Reproduce the records. Keep every word exact and include no images.

___ MATERIAL SHOWN ___

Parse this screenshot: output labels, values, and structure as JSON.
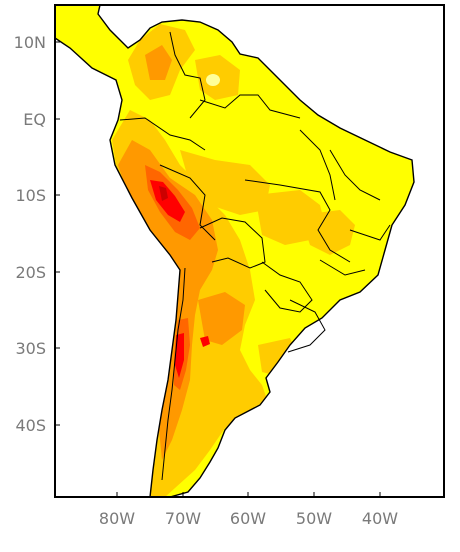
{
  "map": {
    "colors": {
      "ocean": "#ffffff",
      "land_base": "#ffff00",
      "light": "#ffff99",
      "medium": "#ffcc00",
      "high": "#ff9900",
      "higher": "#ff6600",
      "highest": "#ff0000",
      "peak": "#cc0000",
      "frame": "#000000",
      "border": "#000000",
      "label": "#7a7a7a"
    },
    "lat_labels": [
      "10N",
      "EQ",
      "10S",
      "20S",
      "30S",
      "40S"
    ],
    "lon_labels": [
      "80W",
      "70W",
      "60W",
      "50W",
      "40W"
    ]
  }
}
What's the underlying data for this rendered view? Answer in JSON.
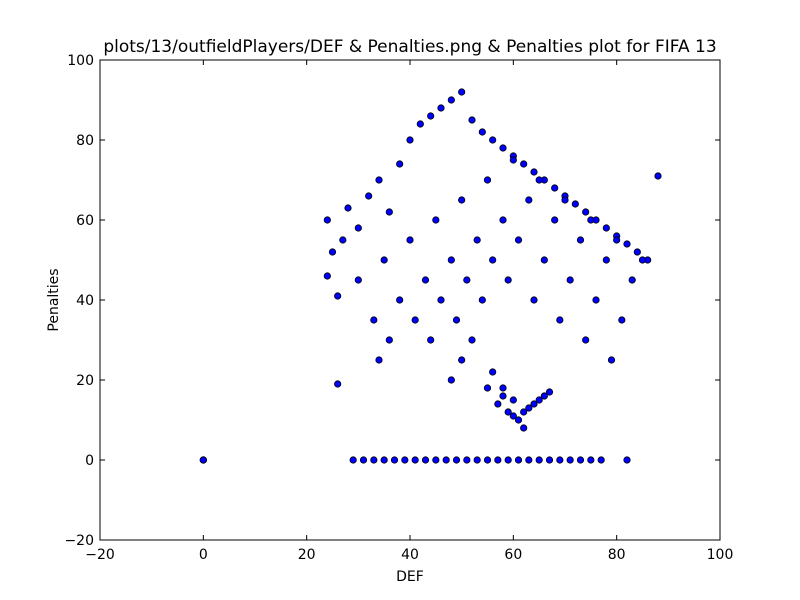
{
  "chart_data": {
    "type": "scatter",
    "title": "plots/13/outfieldPlayers/DEF & Penalties.png & Penalties plot for FIFA 13",
    "xlabel": "DEF",
    "ylabel": "Penalties",
    "xlim": [
      -20,
      100
    ],
    "ylim": [
      -20,
      100
    ],
    "xticks": [
      "−20",
      "0",
      "20",
      "40",
      "60",
      "80",
      "100"
    ],
    "yticks": [
      "−20",
      "0",
      "20",
      "40",
      "60",
      "80",
      "100"
    ],
    "grid": false,
    "legend": "none",
    "marker_color": "#0000ff",
    "marker_edge": "#000000",
    "series": [
      {
        "x": [
          0,
          0,
          0,
          29,
          31,
          33,
          35,
          37,
          39,
          41,
          43,
          45,
          47,
          49,
          51,
          53,
          55,
          57,
          59,
          61,
          63,
          65,
          67,
          69,
          71,
          73,
          75,
          77,
          82,
          24,
          24,
          25,
          26,
          26,
          27,
          28,
          30,
          32,
          34,
          36,
          38,
          40,
          42,
          44,
          46,
          48,
          50,
          52,
          54,
          56,
          58,
          60,
          62,
          64,
          66,
          68,
          70,
          72,
          74,
          76,
          78,
          80,
          82,
          84,
          86,
          88,
          30,
          35,
          40,
          45,
          50,
          55,
          60,
          65,
          70,
          75,
          80,
          85,
          33,
          38,
          43,
          48,
          53,
          58,
          63,
          68,
          73,
          78,
          83,
          36,
          41,
          46,
          51,
          56,
          61,
          66,
          71,
          76,
          81,
          34,
          44,
          49,
          54,
          59,
          64,
          69,
          74,
          79,
          48,
          50,
          52,
          56,
          58,
          60,
          62,
          64,
          66,
          55,
          57,
          59,
          61,
          63,
          65,
          67,
          62,
          60,
          58
        ],
        "y": [
          0,
          0,
          0,
          0,
          0,
          0,
          0,
          0,
          0,
          0,
          0,
          0,
          0,
          0,
          0,
          0,
          0,
          0,
          0,
          0,
          0,
          0,
          0,
          0,
          0,
          0,
          0,
          0,
          0,
          60,
          46,
          52,
          41,
          19,
          55,
          63,
          58,
          66,
          70,
          62,
          74,
          80,
          84,
          86,
          88,
          90,
          92,
          85,
          82,
          80,
          78,
          76,
          74,
          72,
          70,
          68,
          66,
          64,
          62,
          60,
          58,
          56,
          54,
          52,
          50,
          71,
          45,
          50,
          55,
          60,
          65,
          70,
          75,
          70,
          65,
          60,
          55,
          50,
          35,
          40,
          45,
          50,
          55,
          60,
          65,
          60,
          55,
          50,
          45,
          30,
          35,
          40,
          45,
          50,
          55,
          50,
          45,
          40,
          35,
          25,
          30,
          35,
          40,
          45,
          40,
          35,
          30,
          25,
          20,
          25,
          30,
          22,
          18,
          15,
          12,
          14,
          16,
          18,
          14,
          12,
          10,
          13,
          15,
          17,
          8,
          11,
          16
        ]
      }
    ]
  }
}
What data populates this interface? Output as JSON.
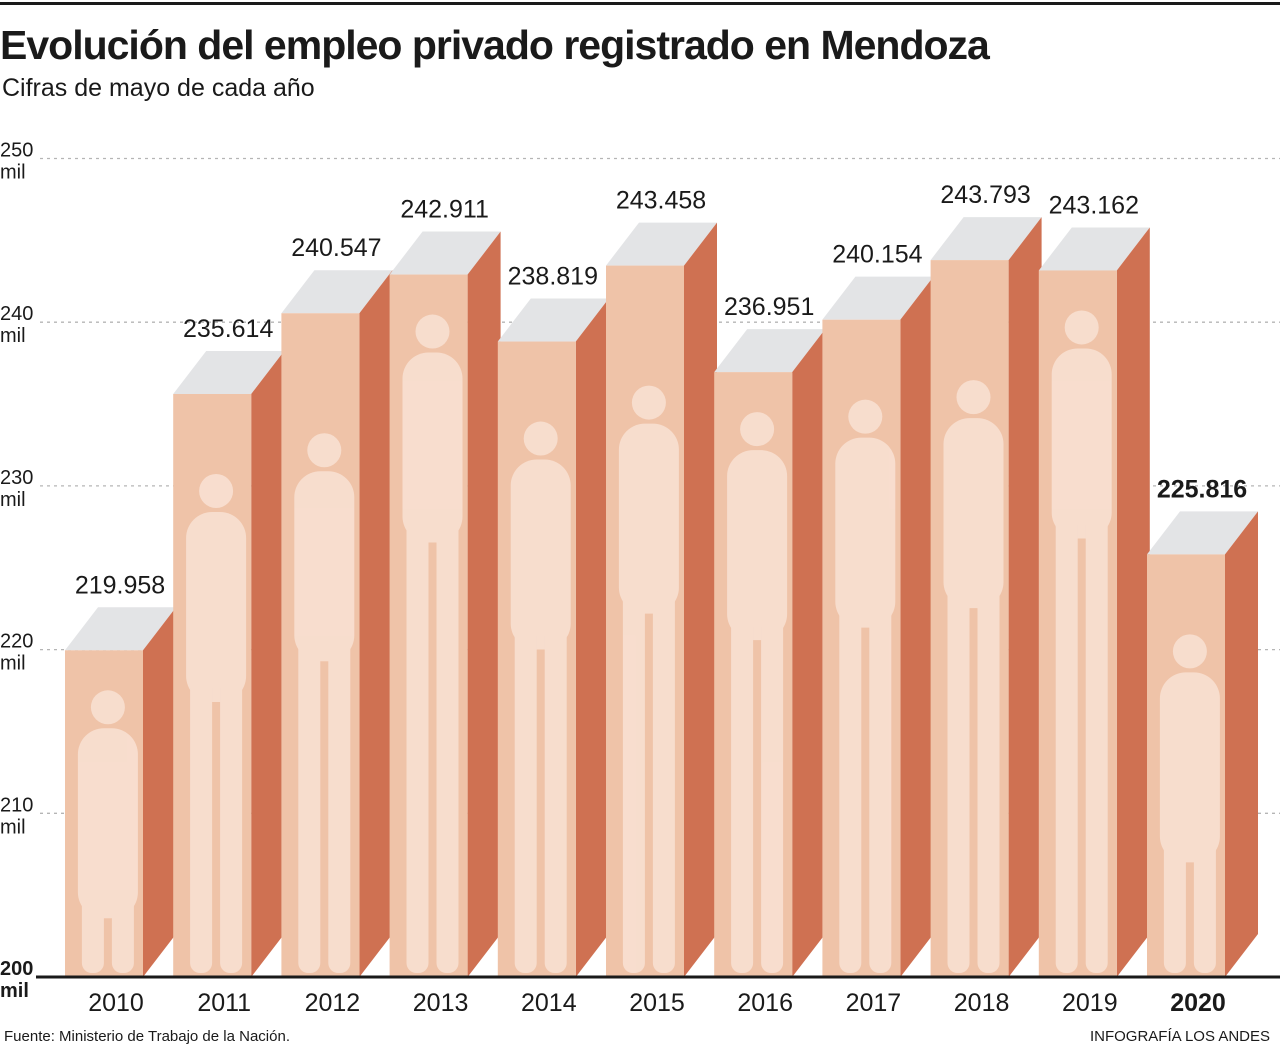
{
  "header": {
    "title": "Evolución del empleo privado registrado en Mendoza",
    "subtitle": "Cifras de mayo de cada año"
  },
  "footer": {
    "source": "Fuente: Ministerio de Trabajo de la Nación.",
    "credit": "INFOGRAFÍA LOS ANDES"
  },
  "colors": {
    "front": "#efc3a8",
    "side": "#cf7152",
    "top": "#e3e4e6",
    "silhouette": "#fbe7dc",
    "grid": "#b5b5b5",
    "text": "#1a1a1a"
  },
  "chart_data": {
    "type": "bar",
    "title": "Evolución del empleo privado registrado en Mendoza",
    "subtitle": "Cifras de mayo de cada año",
    "xlabel": "",
    "ylabel": "",
    "ylim": [
      200,
      250
    ],
    "yticks": [
      {
        "value": 250,
        "label": "250",
        "unit": "mil"
      },
      {
        "value": 240,
        "label": "240",
        "unit": "mil"
      },
      {
        "value": 230,
        "label": "230",
        "unit": "mil"
      },
      {
        "value": 220,
        "label": "220",
        "unit": "mil"
      },
      {
        "value": 210,
        "label": "210",
        "unit": "mil"
      },
      {
        "value": 200,
        "label": "200",
        "unit": "mil"
      }
    ],
    "categories": [
      "2010",
      "2011",
      "2012",
      "2013",
      "2014",
      "2015",
      "2016",
      "2017",
      "2018",
      "2019",
      "2020"
    ],
    "values": [
      219.958,
      235.614,
      240.547,
      242.911,
      238.819,
      243.458,
      236.951,
      240.154,
      243.793,
      243.162,
      225.816
    ],
    "value_labels": [
      "219.958",
      "235.614",
      "240.547",
      "242.911",
      "238.819",
      "243.458",
      "236.951",
      "240.154",
      "243.793",
      "243.162",
      "225.816"
    ],
    "highlight_category": "2020",
    "grid": true
  }
}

___

- [RIGHT ANSWER]:
Parse this screenshot: output labels, values, and structure as JSON.
{
  "map": {
    "colors": {
      "ocean": "#ffffff",
      "land_base": "#ffff00",
      "light": "#ffff99",
      "medium": "#ffcc00",
      "high": "#ff9900",
      "higher": "#ff6600",
      "highest": "#ff0000",
      "peak": "#cc0000",
      "frame": "#000000",
      "border": "#000000",
      "label": "#7a7a7a"
    },
    "lat_labels": [
      "10N",
      "EQ",
      "10S",
      "20S",
      "30S",
      "40S"
    ],
    "lon_labels": [
      "80W",
      "70W",
      "60W",
      "50W",
      "40W"
    ]
  }
}
What's the underlying data for this rendered view? Answer in JSON.
{
  "chart_data": {
    "type": "scatter",
    "title": "plots/13/outfieldPlayers/DEF & Penalties.png & Penalties plot for FIFA 13",
    "xlabel": "DEF",
    "ylabel": "Penalties",
    "xlim": [
      -20,
      100
    ],
    "ylim": [
      -20,
      100
    ],
    "xticks": [
      "−20",
      "0",
      "20",
      "40",
      "60",
      "80",
      "100"
    ],
    "yticks": [
      "−20",
      "0",
      "20",
      "40",
      "60",
      "80",
      "100"
    ],
    "grid": false,
    "legend": "none",
    "marker_color": "#0000ff",
    "marker_edge": "#000000",
    "series": [
      {
        "x": [
          0,
          0,
          0,
          29,
          31,
          33,
          35,
          37,
          39,
          41,
          43,
          45,
          47,
          49,
          51,
          53,
          55,
          57,
          59,
          61,
          63,
          65,
          67,
          69,
          71,
          73,
          75,
          77,
          82,
          24,
          24,
          25,
          26,
          26,
          27,
          28,
          30,
          32,
          34,
          36,
          38,
          40,
          42,
          44,
          46,
          48,
          50,
          52,
          54,
          56,
          58,
          60,
          62,
          64,
          66,
          68,
          70,
          72,
          74,
          76,
          78,
          80,
          82,
          84,
          86,
          88,
          30,
          35,
          40,
          45,
          50,
          55,
          60,
          65,
          70,
          75,
          80,
          85,
          33,
          38,
          43,
          48,
          53,
          58,
          63,
          68,
          73,
          78,
          83,
          36,
          41,
          46,
          51,
          56,
          61,
          66,
          71,
          76,
          81,
          34,
          44,
          49,
          54,
          59,
          64,
          69,
          74,
          79,
          48,
          50,
          52,
          56,
          58,
          60,
          62,
          64,
          66,
          55,
          57,
          59,
          61,
          63,
          65,
          67,
          62,
          60,
          58
        ],
        "y": [
          0,
          0,
          0,
          0,
          0,
          0,
          0,
          0,
          0,
          0,
          0,
          0,
          0,
          0,
          0,
          0,
          0,
          0,
          0,
          0,
          0,
          0,
          0,
          0,
          0,
          0,
          0,
          0,
          0,
          60,
          46,
          52,
          41,
          19,
          55,
          63,
          58,
          66,
          70,
          62,
          74,
          80,
          84,
          86,
          88,
          90,
          92,
          85,
          82,
          80,
          78,
          76,
          74,
          72,
          70,
          68,
          66,
          64,
          62,
          60,
          58,
          56,
          54,
          52,
          50,
          71,
          45,
          50,
          55,
          60,
          65,
          70,
          75,
          70,
          65,
          60,
          55,
          50,
          35,
          40,
          45,
          50,
          55,
          60,
          65,
          60,
          55,
          50,
          45,
          30,
          35,
          40,
          45,
          50,
          55,
          50,
          45,
          40,
          35,
          25,
          30,
          35,
          40,
          45,
          40,
          35,
          30,
          25,
          20,
          25,
          30,
          22,
          18,
          15,
          12,
          14,
          16,
          18,
          14,
          12,
          10,
          13,
          15,
          17,
          8,
          11,
          16
        ]
      }
    ]
  }
}
What data populates this interface? Output as JSON.
{
  "header": {
    "title": "Evolución del empleo privado registrado en Mendoza",
    "subtitle": "Cifras de mayo de cada año"
  },
  "footer": {
    "source": "Fuente: Ministerio de Trabajo de la Nación.",
    "credit": "INFOGRAFÍA LOS ANDES"
  },
  "colors": {
    "front": "#efc3a8",
    "side": "#cf7152",
    "top": "#e3e4e6",
    "silhouette": "#fbe7dc",
    "grid": "#b5b5b5",
    "text": "#1a1a1a"
  },
  "chart_data": {
    "type": "bar",
    "title": "Evolución del empleo privado registrado en Mendoza",
    "subtitle": "Cifras de mayo de cada año",
    "xlabel": "",
    "ylabel": "",
    "ylim": [
      200,
      250
    ],
    "yticks": [
      {
        "value": 250,
        "label": "250",
        "unit": "mil"
      },
      {
        "value": 240,
        "label": "240",
        "unit": "mil"
      },
      {
        "value": 230,
        "label": "230",
        "unit": "mil"
      },
      {
        "value": 220,
        "label": "220",
        "unit": "mil"
      },
      {
        "value": 210,
        "label": "210",
        "unit": "mil"
      },
      {
        "value": 200,
        "label": "200",
        "unit": "mil"
      }
    ],
    "categories": [
      "2010",
      "2011",
      "2012",
      "2013",
      "2014",
      "2015",
      "2016",
      "2017",
      "2018",
      "2019",
      "2020"
    ],
    "values": [
      219.958,
      235.614,
      240.547,
      242.911,
      238.819,
      243.458,
      236.951,
      240.154,
      243.793,
      243.162,
      225.816
    ],
    "value_labels": [
      "219.958",
      "235.614",
      "240.547",
      "242.911",
      "238.819",
      "243.458",
      "236.951",
      "240.154",
      "243.793",
      "243.162",
      "225.816"
    ],
    "highlight_category": "2020",
    "grid": true
  }
}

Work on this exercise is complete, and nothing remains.